**Supplied data**
══════════
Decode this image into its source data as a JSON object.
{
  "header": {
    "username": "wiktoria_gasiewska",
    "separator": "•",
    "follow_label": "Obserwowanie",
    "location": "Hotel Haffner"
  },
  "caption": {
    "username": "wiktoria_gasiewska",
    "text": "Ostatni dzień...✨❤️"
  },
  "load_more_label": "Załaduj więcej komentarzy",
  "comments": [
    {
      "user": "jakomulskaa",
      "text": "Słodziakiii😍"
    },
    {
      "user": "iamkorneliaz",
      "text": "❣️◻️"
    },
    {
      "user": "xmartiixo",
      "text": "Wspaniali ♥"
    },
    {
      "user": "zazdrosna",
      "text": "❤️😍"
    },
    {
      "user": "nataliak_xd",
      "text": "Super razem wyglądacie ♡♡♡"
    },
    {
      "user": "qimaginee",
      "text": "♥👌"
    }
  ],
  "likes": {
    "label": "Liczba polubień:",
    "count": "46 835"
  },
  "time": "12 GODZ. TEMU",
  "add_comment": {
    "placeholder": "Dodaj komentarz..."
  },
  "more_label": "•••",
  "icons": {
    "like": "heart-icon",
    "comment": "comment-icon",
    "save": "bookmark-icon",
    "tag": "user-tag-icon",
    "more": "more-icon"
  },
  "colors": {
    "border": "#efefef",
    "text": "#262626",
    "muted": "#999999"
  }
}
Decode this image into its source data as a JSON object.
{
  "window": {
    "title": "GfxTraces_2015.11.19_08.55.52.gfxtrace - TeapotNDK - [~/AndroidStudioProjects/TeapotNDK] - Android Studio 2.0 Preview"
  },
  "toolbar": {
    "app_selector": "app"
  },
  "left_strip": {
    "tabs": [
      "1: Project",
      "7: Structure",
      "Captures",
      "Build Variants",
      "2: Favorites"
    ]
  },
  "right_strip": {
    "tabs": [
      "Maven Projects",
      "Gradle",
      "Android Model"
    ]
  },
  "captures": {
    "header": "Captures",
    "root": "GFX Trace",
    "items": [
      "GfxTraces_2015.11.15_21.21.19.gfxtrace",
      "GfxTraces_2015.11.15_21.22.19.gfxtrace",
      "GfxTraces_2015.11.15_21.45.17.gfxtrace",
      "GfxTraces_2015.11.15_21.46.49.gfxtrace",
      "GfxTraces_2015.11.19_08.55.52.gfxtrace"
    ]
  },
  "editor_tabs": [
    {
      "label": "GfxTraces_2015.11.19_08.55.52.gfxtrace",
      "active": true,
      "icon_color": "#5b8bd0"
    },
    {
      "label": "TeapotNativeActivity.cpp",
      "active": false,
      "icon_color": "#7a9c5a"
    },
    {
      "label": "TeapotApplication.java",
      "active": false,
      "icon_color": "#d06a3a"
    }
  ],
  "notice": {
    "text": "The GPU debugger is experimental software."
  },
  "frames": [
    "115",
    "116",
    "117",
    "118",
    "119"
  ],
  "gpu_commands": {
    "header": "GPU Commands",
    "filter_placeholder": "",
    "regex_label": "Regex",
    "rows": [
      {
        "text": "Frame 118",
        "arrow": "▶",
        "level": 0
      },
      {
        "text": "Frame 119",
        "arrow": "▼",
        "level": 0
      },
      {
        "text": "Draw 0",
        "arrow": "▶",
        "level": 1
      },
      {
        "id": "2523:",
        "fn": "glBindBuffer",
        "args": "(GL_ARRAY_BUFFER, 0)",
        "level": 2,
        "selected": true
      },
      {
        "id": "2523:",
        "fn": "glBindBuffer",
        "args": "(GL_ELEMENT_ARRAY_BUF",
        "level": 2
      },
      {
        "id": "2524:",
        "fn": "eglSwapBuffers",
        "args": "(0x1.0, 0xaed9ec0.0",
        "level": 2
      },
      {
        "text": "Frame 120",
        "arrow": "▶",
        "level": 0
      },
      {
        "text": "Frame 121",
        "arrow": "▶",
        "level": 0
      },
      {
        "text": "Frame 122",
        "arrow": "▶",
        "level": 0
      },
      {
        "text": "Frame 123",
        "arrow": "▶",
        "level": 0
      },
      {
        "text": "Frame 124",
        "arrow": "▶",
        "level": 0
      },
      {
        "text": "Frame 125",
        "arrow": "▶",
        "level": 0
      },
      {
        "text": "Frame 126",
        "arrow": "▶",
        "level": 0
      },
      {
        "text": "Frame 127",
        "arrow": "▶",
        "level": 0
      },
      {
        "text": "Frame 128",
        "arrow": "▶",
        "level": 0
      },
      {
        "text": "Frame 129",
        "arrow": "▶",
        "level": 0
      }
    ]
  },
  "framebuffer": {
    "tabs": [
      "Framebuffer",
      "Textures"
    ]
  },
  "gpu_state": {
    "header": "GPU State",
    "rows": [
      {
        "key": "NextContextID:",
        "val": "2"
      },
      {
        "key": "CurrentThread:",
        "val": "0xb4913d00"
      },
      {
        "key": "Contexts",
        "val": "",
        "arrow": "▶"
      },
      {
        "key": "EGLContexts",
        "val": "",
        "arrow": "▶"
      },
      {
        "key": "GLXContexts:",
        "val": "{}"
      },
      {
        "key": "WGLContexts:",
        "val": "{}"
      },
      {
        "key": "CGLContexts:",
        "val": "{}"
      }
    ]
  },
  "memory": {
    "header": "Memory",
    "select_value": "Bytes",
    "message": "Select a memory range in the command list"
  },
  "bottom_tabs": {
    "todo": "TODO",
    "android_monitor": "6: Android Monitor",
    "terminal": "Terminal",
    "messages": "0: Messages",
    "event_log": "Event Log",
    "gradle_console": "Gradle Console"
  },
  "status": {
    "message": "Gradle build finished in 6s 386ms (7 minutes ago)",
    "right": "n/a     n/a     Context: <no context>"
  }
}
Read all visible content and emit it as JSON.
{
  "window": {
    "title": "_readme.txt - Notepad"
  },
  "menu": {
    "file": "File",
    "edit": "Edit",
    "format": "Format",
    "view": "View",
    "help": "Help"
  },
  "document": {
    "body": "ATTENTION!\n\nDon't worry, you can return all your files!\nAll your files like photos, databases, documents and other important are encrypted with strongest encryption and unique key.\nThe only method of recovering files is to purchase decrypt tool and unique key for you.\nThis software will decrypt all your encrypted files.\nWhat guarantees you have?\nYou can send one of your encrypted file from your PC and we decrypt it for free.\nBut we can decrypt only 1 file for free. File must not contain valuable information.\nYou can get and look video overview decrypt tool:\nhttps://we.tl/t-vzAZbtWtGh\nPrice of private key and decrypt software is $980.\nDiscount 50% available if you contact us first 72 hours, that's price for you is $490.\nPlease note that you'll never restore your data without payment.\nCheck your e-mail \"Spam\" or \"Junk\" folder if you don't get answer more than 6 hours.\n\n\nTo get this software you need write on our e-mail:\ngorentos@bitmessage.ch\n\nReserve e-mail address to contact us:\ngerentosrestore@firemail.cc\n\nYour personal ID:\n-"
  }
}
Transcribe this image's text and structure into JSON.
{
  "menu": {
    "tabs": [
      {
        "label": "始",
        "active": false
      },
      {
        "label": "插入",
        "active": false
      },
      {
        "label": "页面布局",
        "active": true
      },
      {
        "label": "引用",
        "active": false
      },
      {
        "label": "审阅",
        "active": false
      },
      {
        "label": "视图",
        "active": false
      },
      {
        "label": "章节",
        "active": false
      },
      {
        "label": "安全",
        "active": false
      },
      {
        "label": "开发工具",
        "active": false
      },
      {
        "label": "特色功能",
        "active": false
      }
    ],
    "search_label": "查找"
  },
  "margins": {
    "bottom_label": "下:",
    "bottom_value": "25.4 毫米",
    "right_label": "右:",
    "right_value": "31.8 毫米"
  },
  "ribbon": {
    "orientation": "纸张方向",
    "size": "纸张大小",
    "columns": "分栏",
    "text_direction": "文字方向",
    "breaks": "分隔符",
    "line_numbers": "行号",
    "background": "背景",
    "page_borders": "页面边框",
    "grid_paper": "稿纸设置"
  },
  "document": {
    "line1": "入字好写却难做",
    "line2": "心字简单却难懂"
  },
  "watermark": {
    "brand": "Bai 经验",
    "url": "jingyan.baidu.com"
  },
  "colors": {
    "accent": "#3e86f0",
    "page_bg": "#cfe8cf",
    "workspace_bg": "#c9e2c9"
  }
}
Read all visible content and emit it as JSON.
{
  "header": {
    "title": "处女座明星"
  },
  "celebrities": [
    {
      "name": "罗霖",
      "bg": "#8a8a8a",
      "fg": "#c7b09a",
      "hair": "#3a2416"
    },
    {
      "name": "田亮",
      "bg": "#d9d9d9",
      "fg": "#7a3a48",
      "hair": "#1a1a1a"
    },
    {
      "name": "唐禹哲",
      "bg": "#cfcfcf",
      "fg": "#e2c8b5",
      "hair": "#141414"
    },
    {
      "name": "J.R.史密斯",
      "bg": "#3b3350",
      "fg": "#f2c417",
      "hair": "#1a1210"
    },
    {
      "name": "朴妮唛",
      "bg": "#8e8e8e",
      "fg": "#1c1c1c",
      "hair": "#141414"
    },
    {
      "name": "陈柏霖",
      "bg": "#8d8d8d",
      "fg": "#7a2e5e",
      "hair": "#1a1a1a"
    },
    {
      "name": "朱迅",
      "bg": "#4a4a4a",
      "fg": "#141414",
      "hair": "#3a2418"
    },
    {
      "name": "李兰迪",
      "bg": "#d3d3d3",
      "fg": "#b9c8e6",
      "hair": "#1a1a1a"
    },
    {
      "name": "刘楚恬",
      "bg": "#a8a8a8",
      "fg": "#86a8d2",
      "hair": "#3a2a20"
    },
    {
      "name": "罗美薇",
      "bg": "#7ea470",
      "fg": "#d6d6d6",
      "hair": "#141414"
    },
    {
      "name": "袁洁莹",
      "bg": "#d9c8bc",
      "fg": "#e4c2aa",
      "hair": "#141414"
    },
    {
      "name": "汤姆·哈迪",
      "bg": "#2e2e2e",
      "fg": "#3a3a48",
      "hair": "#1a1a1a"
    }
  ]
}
══════════
Reproduce each line of the material containing the word "Android".

**Response**
    "title": "GfxTraces_2015.11.19_08.55.52.gfxtrace - TeapotNDK - [~/AndroidStudioProjects/TeapotNDK] - Android Studio 2.0 Preview"
      "Android Model"
    "android_monitor": "6: Android Monitor",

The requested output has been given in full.